▶ Your instructions:
Retype each record shown below, leaving every character as it is.

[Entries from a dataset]
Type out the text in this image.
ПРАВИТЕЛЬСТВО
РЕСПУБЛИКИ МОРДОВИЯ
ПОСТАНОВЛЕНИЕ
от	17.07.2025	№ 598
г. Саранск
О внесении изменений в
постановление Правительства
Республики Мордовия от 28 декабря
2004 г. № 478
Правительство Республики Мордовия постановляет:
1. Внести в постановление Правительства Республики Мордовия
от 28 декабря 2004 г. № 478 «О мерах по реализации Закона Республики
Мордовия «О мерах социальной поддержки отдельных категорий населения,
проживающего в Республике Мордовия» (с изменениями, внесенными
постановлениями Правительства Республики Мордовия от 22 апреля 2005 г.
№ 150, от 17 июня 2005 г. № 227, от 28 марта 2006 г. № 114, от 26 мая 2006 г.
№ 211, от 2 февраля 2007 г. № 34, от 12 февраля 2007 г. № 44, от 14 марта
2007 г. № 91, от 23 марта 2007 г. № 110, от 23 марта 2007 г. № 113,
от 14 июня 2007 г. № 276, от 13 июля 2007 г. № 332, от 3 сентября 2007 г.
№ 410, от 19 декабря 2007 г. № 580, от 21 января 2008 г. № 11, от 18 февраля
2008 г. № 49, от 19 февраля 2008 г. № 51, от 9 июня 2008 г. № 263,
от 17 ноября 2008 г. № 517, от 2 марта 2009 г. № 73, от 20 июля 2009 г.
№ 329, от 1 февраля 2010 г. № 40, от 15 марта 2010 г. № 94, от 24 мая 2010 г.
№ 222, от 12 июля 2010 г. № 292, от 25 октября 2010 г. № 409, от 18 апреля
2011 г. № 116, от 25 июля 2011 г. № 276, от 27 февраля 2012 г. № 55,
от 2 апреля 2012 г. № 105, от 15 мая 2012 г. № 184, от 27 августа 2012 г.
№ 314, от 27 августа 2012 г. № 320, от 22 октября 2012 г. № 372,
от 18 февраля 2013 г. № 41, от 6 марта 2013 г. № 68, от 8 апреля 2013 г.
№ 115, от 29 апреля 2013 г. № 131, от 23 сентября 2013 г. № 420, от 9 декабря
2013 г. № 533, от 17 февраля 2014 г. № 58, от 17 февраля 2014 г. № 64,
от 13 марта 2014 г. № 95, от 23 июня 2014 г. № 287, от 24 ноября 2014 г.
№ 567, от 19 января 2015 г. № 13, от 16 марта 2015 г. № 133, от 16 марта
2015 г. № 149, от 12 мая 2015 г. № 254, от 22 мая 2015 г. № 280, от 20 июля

▶ Response:
Type out the text in this image.
ПРАВИТЕЛЬСТВО
РЕСПУБЛИКИ МОРДОВИЯ
ПОСТАНОВЛЕНИЕ
от	17.07.2025	№ 598
г. Саранск
О внесении изменений в
постановление Правительства
Республики Мордовия от 28 декабря
2004 г. № 478
Правительство Республики Мордовия постановляет:
1. Внести в постановление Правительства Республики Мордовия
от 28 декабря 2004 г. № 478 «О мерах по реализации Закона Республики
Мордовия «О мерах социальной поддержки отдельных категорий населения,
проживающего в Республике Мордовия» (с изменениями, внесенными
постановлениями Правительства Республики Мордовия от 22 апреля 2005 г.
№ 150, от 17 июня 2005 г. № 227, от 28 марта 2006 г. № 114, от 26 мая 2006 г.
№ 211, от 2 февраля 2007 г. № 34, от 12 февраля 2007 г. № 44, от 14 марта
2007 г. № 91, от 23 марта 2007 г. № 110, от 23 марта 2007 г. № 113,
от 14 июня 2007 г. № 276, от 13 июля 2007 г. № 332, от 3 сентября 2007 г.
№ 410, от 19 декабря 2007 г. № 580, от 21 января 2008 г. № 11, от 18 февраля
2008 г. № 49, от 19 февраля 2008 г. № 51, от 9 июня 2008 г. № 263,
от 17 ноября 2008 г. № 517, от 2 марта 2009 г. № 73, от 20 июля 2009 г.
№ 329, от 1 февраля 2010 г. № 40, от 15 марта 2010 г. № 94, от 24 мая 2010 г.
№ 222, от 12 июля 2010 г. № 292, от 25 октября 2010 г. № 409, от 18 апреля
2011 г. № 116, от 25 июля 2011 г. № 276, от 27 февраля 2012 г. № 55,
от 2 апреля 2012 г. № 105, от 15 мая 2012 г. № 184, от 27 августа 2012 г.
№ 314, от 27 августа 2012 г. № 320, от 22 октября 2012 г. № 372,
от 18 февраля 2013 г. № 41, от 6 марта 2013 г. № 68, от 8 апреля 2013 г.
№ 115, от 29 апреля 2013 г. № 131, от 23 сентября 2013 г. № 420, от 9 декабря
2013 г. № 533, от 17 февраля 2014 г. № 58, от 17 февраля 2014 г. № 64,
от 13 марта 2014 г. № 95, от 23 июня 2014 г. № 287, от 24 ноября 2014 г.
№ 567, от 19 января 2015 г. № 13, от 16 марта 2015 г. № 133, от 16 марта
2015 г. № 149, от 12 мая 2015 г. № 254, от 22 мая 2015 г. № 280, от 20 июля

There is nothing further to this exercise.